Among the entries below, count the lines that contain the word "systémy". Write down only the total.

Figure content listings:

* * * * * * * * *

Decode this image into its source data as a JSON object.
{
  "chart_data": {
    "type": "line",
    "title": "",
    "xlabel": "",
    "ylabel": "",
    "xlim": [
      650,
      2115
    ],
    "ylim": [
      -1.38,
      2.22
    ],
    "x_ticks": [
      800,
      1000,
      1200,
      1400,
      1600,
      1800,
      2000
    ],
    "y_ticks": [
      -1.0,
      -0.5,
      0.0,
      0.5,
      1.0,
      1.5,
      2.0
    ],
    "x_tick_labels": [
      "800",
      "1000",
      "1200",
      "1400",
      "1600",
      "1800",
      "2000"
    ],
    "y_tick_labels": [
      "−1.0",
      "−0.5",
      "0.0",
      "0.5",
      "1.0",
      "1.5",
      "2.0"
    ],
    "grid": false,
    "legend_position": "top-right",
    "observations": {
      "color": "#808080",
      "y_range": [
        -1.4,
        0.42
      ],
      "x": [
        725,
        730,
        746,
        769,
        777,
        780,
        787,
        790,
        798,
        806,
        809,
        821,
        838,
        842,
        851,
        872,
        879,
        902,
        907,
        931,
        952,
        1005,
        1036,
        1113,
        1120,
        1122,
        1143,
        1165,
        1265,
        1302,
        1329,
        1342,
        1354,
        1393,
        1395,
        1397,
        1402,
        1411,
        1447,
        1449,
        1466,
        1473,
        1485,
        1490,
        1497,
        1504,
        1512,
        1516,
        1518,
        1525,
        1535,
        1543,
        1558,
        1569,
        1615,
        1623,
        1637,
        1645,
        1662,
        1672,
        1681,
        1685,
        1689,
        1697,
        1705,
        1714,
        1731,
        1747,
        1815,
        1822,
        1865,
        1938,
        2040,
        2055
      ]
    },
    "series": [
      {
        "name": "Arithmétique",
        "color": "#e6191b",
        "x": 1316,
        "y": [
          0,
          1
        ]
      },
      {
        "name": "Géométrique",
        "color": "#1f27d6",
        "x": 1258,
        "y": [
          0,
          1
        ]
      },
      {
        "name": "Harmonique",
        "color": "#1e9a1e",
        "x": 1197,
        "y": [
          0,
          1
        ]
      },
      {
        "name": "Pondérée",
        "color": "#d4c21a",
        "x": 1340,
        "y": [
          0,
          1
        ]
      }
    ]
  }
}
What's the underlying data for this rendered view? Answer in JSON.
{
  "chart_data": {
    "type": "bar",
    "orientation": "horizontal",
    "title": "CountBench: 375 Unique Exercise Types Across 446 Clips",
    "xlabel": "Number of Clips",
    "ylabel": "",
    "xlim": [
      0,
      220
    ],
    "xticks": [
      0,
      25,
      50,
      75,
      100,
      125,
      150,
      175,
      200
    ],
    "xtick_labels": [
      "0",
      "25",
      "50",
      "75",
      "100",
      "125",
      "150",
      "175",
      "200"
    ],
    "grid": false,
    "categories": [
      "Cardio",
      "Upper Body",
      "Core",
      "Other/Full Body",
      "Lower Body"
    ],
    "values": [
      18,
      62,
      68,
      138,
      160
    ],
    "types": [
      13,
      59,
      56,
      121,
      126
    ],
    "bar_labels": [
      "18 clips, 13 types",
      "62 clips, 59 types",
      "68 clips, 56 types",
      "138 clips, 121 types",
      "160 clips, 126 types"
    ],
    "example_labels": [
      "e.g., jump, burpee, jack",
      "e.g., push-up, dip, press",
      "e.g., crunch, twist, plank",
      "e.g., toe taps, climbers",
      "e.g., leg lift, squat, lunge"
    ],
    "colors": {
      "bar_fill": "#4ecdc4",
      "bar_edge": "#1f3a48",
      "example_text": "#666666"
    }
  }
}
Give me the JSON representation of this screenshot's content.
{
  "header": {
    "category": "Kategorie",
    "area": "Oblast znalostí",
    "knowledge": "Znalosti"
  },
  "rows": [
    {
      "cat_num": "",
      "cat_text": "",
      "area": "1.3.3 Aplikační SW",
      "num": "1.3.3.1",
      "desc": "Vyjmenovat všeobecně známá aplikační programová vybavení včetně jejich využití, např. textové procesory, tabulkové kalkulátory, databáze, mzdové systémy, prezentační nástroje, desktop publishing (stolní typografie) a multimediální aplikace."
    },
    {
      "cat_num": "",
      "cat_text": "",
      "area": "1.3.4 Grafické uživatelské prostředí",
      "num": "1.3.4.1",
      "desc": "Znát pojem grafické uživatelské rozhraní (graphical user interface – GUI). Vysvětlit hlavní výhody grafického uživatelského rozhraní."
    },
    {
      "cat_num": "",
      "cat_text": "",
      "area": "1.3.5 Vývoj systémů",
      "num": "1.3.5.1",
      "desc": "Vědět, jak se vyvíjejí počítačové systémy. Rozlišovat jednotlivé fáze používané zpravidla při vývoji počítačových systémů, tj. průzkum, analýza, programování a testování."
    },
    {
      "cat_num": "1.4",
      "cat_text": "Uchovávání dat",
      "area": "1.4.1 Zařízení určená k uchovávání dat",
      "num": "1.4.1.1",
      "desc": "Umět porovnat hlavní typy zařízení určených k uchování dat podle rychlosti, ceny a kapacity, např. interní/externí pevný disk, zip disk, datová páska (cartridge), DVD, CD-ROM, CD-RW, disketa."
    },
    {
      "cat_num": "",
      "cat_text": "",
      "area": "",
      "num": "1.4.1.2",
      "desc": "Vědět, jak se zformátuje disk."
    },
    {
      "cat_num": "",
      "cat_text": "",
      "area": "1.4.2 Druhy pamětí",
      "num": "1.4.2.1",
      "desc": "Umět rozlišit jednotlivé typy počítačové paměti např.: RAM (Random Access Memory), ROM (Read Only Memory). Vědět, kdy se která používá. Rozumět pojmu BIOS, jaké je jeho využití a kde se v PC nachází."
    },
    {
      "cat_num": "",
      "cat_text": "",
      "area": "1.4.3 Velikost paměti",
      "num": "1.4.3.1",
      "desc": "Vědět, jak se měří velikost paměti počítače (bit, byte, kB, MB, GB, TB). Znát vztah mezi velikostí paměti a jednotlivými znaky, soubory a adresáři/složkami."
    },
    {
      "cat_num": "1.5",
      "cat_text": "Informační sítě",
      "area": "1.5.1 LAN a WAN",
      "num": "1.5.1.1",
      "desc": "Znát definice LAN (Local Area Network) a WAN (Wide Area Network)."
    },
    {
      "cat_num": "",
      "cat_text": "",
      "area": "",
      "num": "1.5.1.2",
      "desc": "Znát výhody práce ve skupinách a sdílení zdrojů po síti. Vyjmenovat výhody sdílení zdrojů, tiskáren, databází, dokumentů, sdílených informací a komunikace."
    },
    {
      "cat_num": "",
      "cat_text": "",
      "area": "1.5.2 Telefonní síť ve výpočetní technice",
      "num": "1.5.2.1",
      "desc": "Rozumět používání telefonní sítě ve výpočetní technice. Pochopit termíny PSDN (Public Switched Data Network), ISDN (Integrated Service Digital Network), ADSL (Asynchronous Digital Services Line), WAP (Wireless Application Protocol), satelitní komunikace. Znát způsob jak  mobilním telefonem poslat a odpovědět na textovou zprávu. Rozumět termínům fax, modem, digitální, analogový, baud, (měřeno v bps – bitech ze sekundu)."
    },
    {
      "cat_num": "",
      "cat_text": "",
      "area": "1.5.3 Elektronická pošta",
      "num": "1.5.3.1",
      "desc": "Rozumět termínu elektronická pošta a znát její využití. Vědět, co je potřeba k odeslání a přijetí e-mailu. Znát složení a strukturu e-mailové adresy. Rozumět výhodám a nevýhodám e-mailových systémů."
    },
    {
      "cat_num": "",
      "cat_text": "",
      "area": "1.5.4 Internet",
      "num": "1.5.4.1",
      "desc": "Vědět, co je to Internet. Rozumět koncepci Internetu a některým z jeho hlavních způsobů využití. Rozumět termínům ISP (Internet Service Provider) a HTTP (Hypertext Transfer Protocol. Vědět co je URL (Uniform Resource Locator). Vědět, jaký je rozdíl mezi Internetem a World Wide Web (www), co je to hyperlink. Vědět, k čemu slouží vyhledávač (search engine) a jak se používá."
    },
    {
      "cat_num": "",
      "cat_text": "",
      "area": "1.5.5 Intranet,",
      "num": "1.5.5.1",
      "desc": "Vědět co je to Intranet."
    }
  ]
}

* * * * * * * * *

■ **RESPONSE FOR THIS EXERCISE**:
2